(Some records)
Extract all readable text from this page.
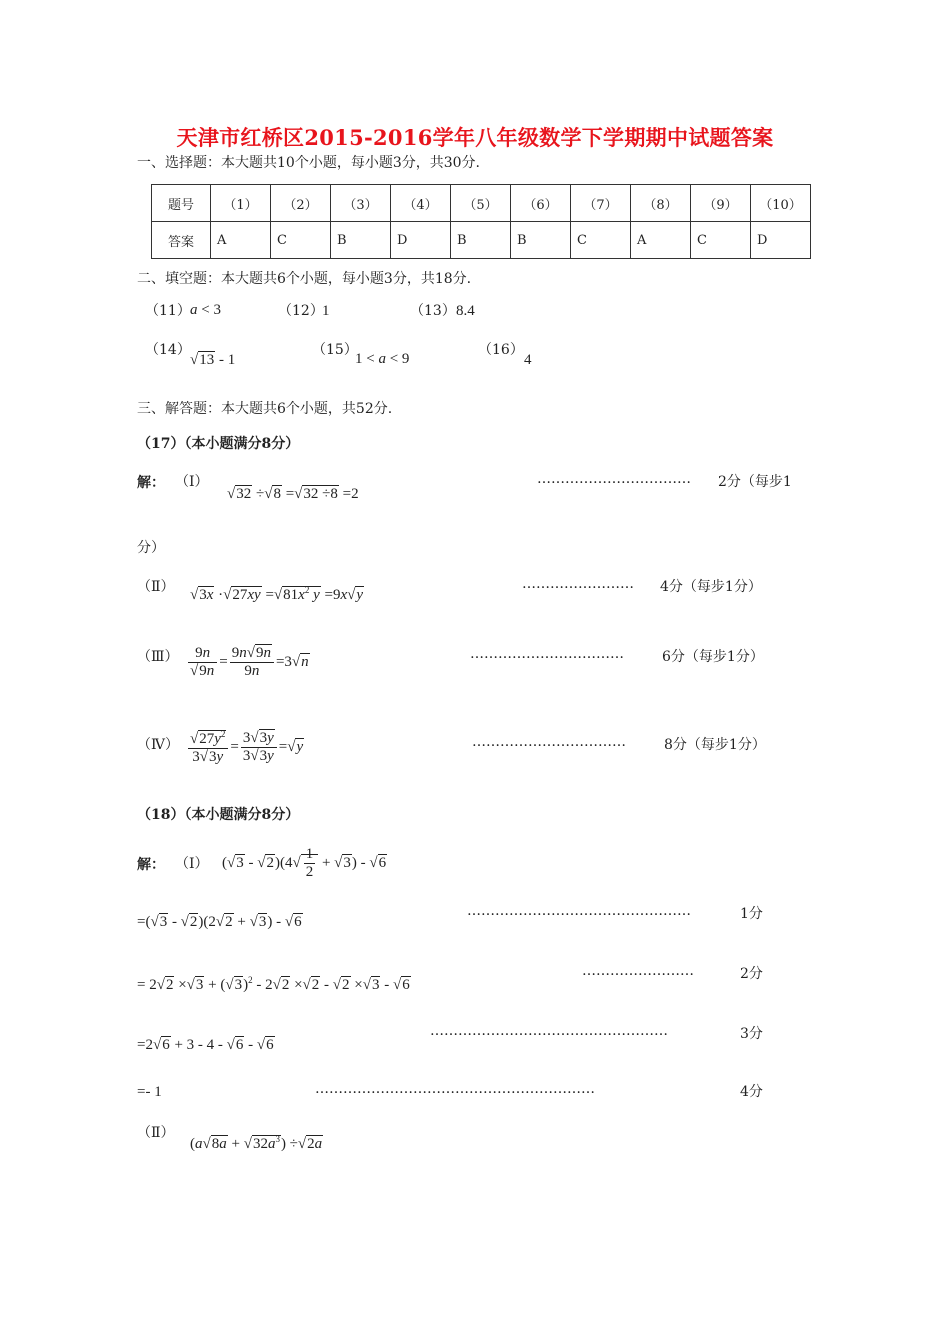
天津市红桥区2015-2016学年八年级数学下学期期中试题答案
一、选择题：本大题共10个小题，每小题3分，共30分.
题号	（1）	（2）	（3）	（4）	（5）	（6）	（7）	（8）	（9）	（10）
答案	A	C	B	D	B	B	C	A	C	D
二、填空题：本大题共6个小题，每小题3分，共18分.
（11） a < 3	（12）
1	（13） 8.4
（14）
√13 - 1
（15）
1 < a < 9
（16）
4
三、解答题：本大题共6个小题，共52分.
（17）（本小题满分8分）
解： （Ⅰ）
√32 ÷√8 =√32 ÷8 =2
…………………………… 2分（每步1
分）
（Ⅱ） $√3x \cdot√27xy =√81x^2$ y =9x√y
…………………… 4分（每步1分）
（Ⅲ） $\frac{9n}{√9n} = \frac{9n√9n}{9n} =3√n$	……………………………	6分（每步1分）
（Ⅳ） $\frac{√27y^2}{3√3y} = \frac{3√3y}{3√3y} =√y$	……………………………	8分（每步1分）
（18）（本小题满分8分）
解： （Ⅰ） $(√3 - √2)(4√ \frac{1}{2} + √3) - √6$
=(√3 - √2)(2√2 + √3) - √6
…………………………………………	1分
= $2√2 \times√3 + (√3)^2 - 2√2 \times√2 - √2 \times√3 - √6$
……………………	2分
=2√6 + 3 - 4 - √6 - √6
……………………………………………	3分
=- 1	……………………………………………………	4分
（Ⅱ）
$(a√8a + √32a^3) \div√2a$
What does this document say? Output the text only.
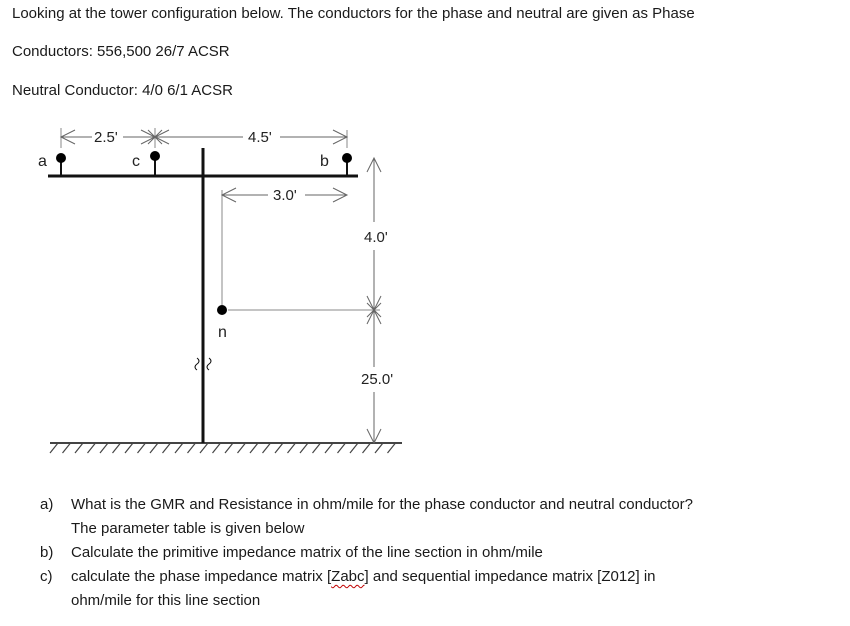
Looking at the tower configuration below. The conductors for the phase and neutral are given as Phase
Conductors: 556,500 26/7 ACSR
Neutral Conductor: 4/0 6/1 ACSR
a	c	b
n
2.5'	4.5'
3.0'
4.0'
25.0'
a)	What is the GMR and Resistance in ohm/mile for the phase conductor and neutral conductor?
The parameter table is given below
b)	Calculate the primitive impedance matrix of the line section in ohm/mile
c)	calculate the phase impedance matrix [Zabc] and sequential impedance matrix [Z012] in
ohm/mile for this line section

> GOAL OF THE EXERCISE: Copy out each line in the listing that has the word "phase".

> WORKED SOLUTION:
Looking at the tower configuration below. The conductors for the phase and neutral are given as Phase
a)	What is the GMR and Resistance in ohm/mile for the phase conductor and neutral conductor?
c)	calculate the phase impedance matrix [Zabc] and sequential impedance matrix [Z012] in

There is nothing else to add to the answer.